**SHORT EXERCISE 1**: In the BFD feedback message, rewrite the paragraph beginning "Actually, dropping the link" more briefly while keeping its main facts.

start EXTRACT

[c-nsp] BFD feedback?

Tim Durack tdurack at gmail.com
Wed Oct 24 11:29:45 EDT 2007


But if BFD detected a failure in end-to-end forwarding, this could
signal protocol down on the interface, and not actually take the link
down, right?

On 10/24/07, Arie Vayner (avayner) <avayner at cisco.com> wrote:
> Actually, dropping the link is sometimes wrong, as you sometimes have
> point to point link that have different layer 2 "legs" (for example
> Ethernet over SDH).
> The end to end connectivity would fail, but the local link to the local
> SDH node has to stay up...
>
> Thanks
> Arie
>
> -----Original Message-----
> From: cisco-nsp-bounces at puck.nether.net
> [mailto:cisco-nsp-bounces at puck.nether.net] On Behalf Of Chris Woodfield
> Sent: Wednesday, October 24, 2007 16:47 PM
> To: Sam Stickland
> Cc: cisco-nsp List
> Subject: Re: [c-nsp] BFD feedback?
>
> I wasn't advocating that BFD *only* work at the link level, but for
> point-to-point links it's a feature I'd like to have as an option.

end EXTRACT
start THE DATA

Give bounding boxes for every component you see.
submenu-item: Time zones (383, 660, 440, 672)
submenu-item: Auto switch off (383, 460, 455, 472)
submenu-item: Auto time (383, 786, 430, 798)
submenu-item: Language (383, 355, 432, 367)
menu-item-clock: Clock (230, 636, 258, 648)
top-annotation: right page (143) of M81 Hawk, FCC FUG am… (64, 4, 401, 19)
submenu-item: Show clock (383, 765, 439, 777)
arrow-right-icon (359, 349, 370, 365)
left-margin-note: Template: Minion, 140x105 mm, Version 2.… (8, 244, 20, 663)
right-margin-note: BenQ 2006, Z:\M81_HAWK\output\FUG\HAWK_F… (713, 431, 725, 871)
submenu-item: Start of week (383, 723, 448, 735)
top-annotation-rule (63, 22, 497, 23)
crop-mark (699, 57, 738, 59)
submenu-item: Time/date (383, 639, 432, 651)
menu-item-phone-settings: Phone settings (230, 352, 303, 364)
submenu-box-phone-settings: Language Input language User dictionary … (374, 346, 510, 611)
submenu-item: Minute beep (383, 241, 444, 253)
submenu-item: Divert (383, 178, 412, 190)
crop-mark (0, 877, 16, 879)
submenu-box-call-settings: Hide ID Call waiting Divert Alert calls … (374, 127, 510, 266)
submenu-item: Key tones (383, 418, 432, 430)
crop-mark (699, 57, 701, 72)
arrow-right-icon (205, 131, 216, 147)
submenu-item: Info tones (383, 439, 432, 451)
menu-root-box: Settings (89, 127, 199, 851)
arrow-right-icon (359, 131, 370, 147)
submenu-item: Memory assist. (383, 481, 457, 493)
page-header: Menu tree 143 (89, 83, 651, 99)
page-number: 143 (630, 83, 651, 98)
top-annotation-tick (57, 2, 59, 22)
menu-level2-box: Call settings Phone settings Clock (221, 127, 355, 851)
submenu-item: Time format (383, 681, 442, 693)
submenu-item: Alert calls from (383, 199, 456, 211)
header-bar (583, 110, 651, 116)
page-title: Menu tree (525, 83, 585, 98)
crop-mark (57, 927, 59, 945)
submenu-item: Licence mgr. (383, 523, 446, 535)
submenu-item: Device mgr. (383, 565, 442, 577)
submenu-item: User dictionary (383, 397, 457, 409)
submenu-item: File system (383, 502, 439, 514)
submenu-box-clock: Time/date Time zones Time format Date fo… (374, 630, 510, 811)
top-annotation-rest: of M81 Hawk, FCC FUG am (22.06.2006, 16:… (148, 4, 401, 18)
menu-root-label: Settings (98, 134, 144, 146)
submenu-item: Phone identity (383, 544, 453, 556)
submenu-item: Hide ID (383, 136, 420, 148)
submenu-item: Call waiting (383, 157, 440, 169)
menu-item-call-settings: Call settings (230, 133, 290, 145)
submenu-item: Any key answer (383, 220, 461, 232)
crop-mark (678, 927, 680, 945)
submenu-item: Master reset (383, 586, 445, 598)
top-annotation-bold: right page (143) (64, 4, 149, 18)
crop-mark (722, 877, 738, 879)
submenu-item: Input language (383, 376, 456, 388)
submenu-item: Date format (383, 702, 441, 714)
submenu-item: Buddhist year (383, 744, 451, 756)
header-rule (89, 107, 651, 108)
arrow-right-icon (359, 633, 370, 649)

end THE DATA

**SHORT EXERCISE 2**: Arrange the records as a JSON list of strings, one string per line, with blank lines left out. Cover only the lines from the first line of the records through the line that contains "submenu-item: Show clock (383, 765, 439, 777)".

**EXPECTED ANSWER 1**: Dropping the link is sometimes wrong, because some point-to-point links have different layer 2 "legs," such as Ethernet over SDH. End-to-end connectivity would fail, but the local link to the local SDH node has to stay up.

**EXPECTED ANSWER 2**:
[
  "Give bounding boxes for every component you see.",
  "submenu-item: Time zones (383, 660, 440, 672)",
  "submenu-item: Auto switch off (383, 460, 455, 472)",
  "submenu-item: Auto time (383, 786, 430, 798)",
  "submenu-item: Language (383, 355, 432, 367)",
  "menu-item-clock: Clock (230, 636, 258, 648)",
  "top-annotation: right page (143) of M81 Hawk, FCC FUG am… (64, 4, 401, 19)",
  "submenu-item: Show clock (383, 765, 439, 777)"
]